▶ [Your goal]:
Give the listing again character for character, but drop the images.

▶ [Given records]:

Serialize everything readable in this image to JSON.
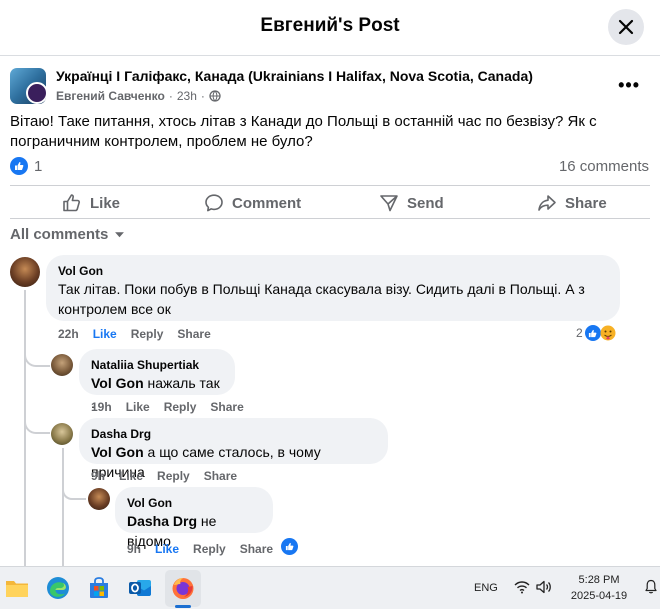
{
  "header": {
    "title": "Евгений's Post"
  },
  "post": {
    "group": "Українці І Галіфакс, Канада (Ukrainians I Halifax, Nova Scotia, Canada)",
    "author": "Евгений Савченко",
    "time": "23h",
    "text": "Вітаю! Таке питання, хтось літав з Канади до Польщі в останній час по безвізу? Як с пограничним контролем, проблем не було?",
    "reaction_count": "1",
    "comments_count": "16 comments"
  },
  "actions": {
    "like": "Like",
    "comment": "Comment",
    "send": "Send",
    "share": "Share"
  },
  "comments_filter": "All comments",
  "comments": [
    {
      "name": "Vol Gon",
      "mention": "",
      "text": "Так літав. Поки побув в Польщі Канада скасувала візу. Сидить далі в Польщі. А з контролем все ок",
      "time": "22h",
      "like": "Like",
      "reply": "Reply",
      "share": "Share",
      "reaction_count": "2",
      "liked": true
    },
    {
      "name": "Nataliia Shupertiak",
      "mention": "Vol Gon",
      "text": " нажаль так .",
      "time": "19h",
      "like": "Like",
      "reply": "Reply",
      "share": "Share"
    },
    {
      "name": "Dasha Drg",
      "mention": "Vol Gon",
      "text": " а що саме сталось, в чому причина",
      "time": "9h",
      "like": "Like",
      "reply": "Reply",
      "share": "Share"
    },
    {
      "name": "Vol Gon",
      "mention": "Dasha Drg",
      "text": " не відомо",
      "time": "9h",
      "like": "Like",
      "reply": "Reply",
      "share": "Share",
      "liked": true
    }
  ],
  "taskbar": {
    "lang": "ENG",
    "time": "5:28 PM",
    "date": "2025-04-19",
    "apps": [
      "file-explorer",
      "edge",
      "microsoft-store",
      "outlook",
      "firefox"
    ]
  },
  "colors": {
    "accent": "#1877f2",
    "text": "#050505",
    "secondary": "#65676b",
    "bubble": "#f0f2f5"
  }
}
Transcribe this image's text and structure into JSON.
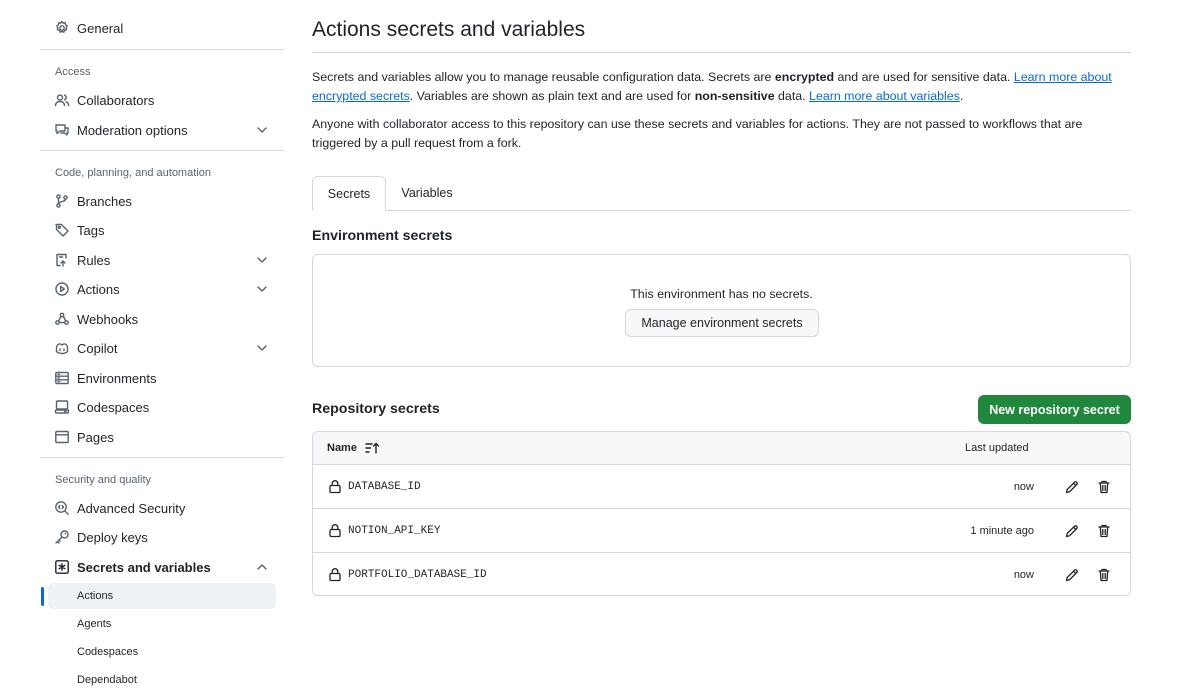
{
  "sidebar": {
    "general": "General",
    "groups": {
      "access": "Access",
      "code": "Code, planning, and automation",
      "security": "Security and quality"
    },
    "items": {
      "collaborators": "Collaborators",
      "moderation": "Moderation options",
      "branches": "Branches",
      "tags": "Tags",
      "rules": "Rules",
      "actions": "Actions",
      "webhooks": "Webhooks",
      "copilot": "Copilot",
      "environments": "Environments",
      "codespaces": "Codespaces",
      "pages": "Pages",
      "advanced_security": "Advanced Security",
      "deploy_keys": "Deploy keys",
      "secrets_and_variables": "Secrets and variables"
    },
    "sub_items": [
      "Actions",
      "Agents",
      "Codespaces",
      "Dependabot"
    ]
  },
  "main": {
    "title": "Actions secrets and variables",
    "intro": {
      "p1_a": "Secrets and variables allow you to manage reusable configuration data. Secrets are ",
      "p1_b": "encrypted",
      "p1_c": " and are used for sensitive data. ",
      "p1_link1": "Learn more about encrypted secrets",
      "p1_d": ". Variables are shown as plain text and are used for ",
      "p1_e": "non-sensitive",
      "p1_f": " data. ",
      "p1_link2": "Learn more about variables",
      "p1_g": ".",
      "p2": "Anyone with collaborator access to this repository can use these secrets and variables for actions. They are not passed to workflows that are triggered by a pull request from a fork."
    },
    "tabs": [
      "Secrets",
      "Variables"
    ],
    "environment": {
      "heading": "Environment secrets",
      "empty": "This environment has no secrets.",
      "manage_button": "Manage environment secrets"
    },
    "repository": {
      "heading": "Repository secrets",
      "new_button": "New repository secret",
      "col_name": "Name",
      "col_updated": "Last updated",
      "rows": [
        {
          "name": "DATABASE_ID",
          "updated": "now"
        },
        {
          "name": "NOTION_API_KEY",
          "updated": "1 minute ago"
        },
        {
          "name": "PORTFOLIO_DATABASE_ID",
          "updated": "now"
        }
      ]
    }
  },
  "colors": {
    "link": "#0969da",
    "primary_button": "#1f883d",
    "border": "#d1d9e0",
    "active_indicator": "#0969da"
  }
}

▶ [Solved exercise]:
Serialize everything readable in this image to JSON.
{
  "header": {
    "title": "Евгений's Post"
  },
  "post": {
    "group": "Українці І Галіфакс, Канада (Ukrainians I Halifax, Nova Scotia, Canada)",
    "author": "Евгений Савченко",
    "time": "23h",
    "text": "Вітаю! Таке питання, хтось літав з Канади до Польщі в останній час по безвізу? Як с пограничним контролем, проблем не було?",
    "reaction_count": "1",
    "comments_count": "16 comments"
  },
  "actions": {
    "like": "Like",
    "comment": "Comment",
    "send": "Send",
    "share": "Share"
  },
  "comments_filter": "All comments",
  "comments": [
    {
      "name": "Vol Gon",
      "mention": "",
      "text": "Так літав. Поки побув в Польщі Канада скасувала візу. Сидить далі в Польщі. А з контролем все ок",
      "time": "22h",
      "like": "Like",
      "reply": "Reply",
      "share": "Share",
      "reaction_count": "2",
      "liked": true
    },
    {
      "name": "Nataliia Shupertiak",
      "mention": "Vol Gon",
      "text": " нажаль так .",
      "time": "19h",
      "like": "Like",
      "reply": "Reply",
      "share": "Share"
    },
    {
      "name": "Dasha Drg",
      "mention": "Vol Gon",
      "text": " а що саме сталось, в чому причина",
      "time": "9h",
      "like": "Like",
      "reply": "Reply",
      "share": "Share"
    },
    {
      "name": "Vol Gon",
      "mention": "Dasha Drg",
      "text": " не відомо",
      "time": "9h",
      "like": "Like",
      "reply": "Reply",
      "share": "Share",
      "liked": true
    }
  ],
  "taskbar": {
    "lang": "ENG",
    "time": "5:28 PM",
    "date": "2025-04-19",
    "apps": [
      "file-explorer",
      "edge",
      "microsoft-store",
      "outlook",
      "firefox"
    ]
  },
  "colors": {
    "accent": "#1877f2",
    "text": "#050505",
    "secondary": "#65676b",
    "bubble": "#f0f2f5"
  }
}
Transcribe this image's text and structure into JSON.
{
  "sidebar": {
    "general": "General",
    "groups": {
      "access": "Access",
      "code": "Code, planning, and automation",
      "security": "Security and quality"
    },
    "items": {
      "collaborators": "Collaborators",
      "moderation": "Moderation options",
      "branches": "Branches",
      "tags": "Tags",
      "rules": "Rules",
      "actions": "Actions",
      "webhooks": "Webhooks",
      "copilot": "Copilot",
      "environments": "Environments",
      "codespaces": "Codespaces",
      "pages": "Pages",
      "advanced_security": "Advanced Security",
      "deploy_keys": "Deploy keys",
      "secrets_and_variables": "Secrets and variables"
    },
    "sub_items": [
      "Actions",
      "Agents",
      "Codespaces",
      "Dependabot"
    ]
  },
  "main": {
    "title": "Actions secrets and variables",
    "intro": {
      "p1_a": "Secrets and variables allow you to manage reusable configuration data. Secrets are ",
      "p1_b": "encrypted",
      "p1_c": " and are used for sensitive data. ",
      "p1_link1": "Learn more about encrypted secrets",
      "p1_d": ". Variables are shown as plain text and are used for ",
      "p1_e": "non-sensitive",
      "p1_f": " data. ",
      "p1_link2": "Learn more about variables",
      "p1_g": ".",
      "p2": "Anyone with collaborator access to this repository can use these secrets and variables for actions. They are not passed to workflows that are triggered by a pull request from a fork."
    },
    "tabs": [
      "Secrets",
      "Variables"
    ],
    "environment": {
      "heading": "Environment secrets",
      "empty": "This environment has no secrets.",
      "manage_button": "Manage environment secrets"
    },
    "repository": {
      "heading": "Repository secrets",
      "new_button": "New repository secret",
      "col_name": "Name",
      "col_updated": "Last updated",
      "rows": [
        {
          "name": "DATABASE_ID",
          "updated": "now"
        },
        {
          "name": "NOTION_API_KEY",
          "updated": "1 minute ago"
        },
        {
          "name": "PORTFOLIO_DATABASE_ID",
          "updated": "now"
        }
      ]
    }
  },
  "colors": {
    "link": "#0969da",
    "primary_button": "#1f883d",
    "border": "#d1d9e0",
    "active_indicator": "#0969da"
  }
}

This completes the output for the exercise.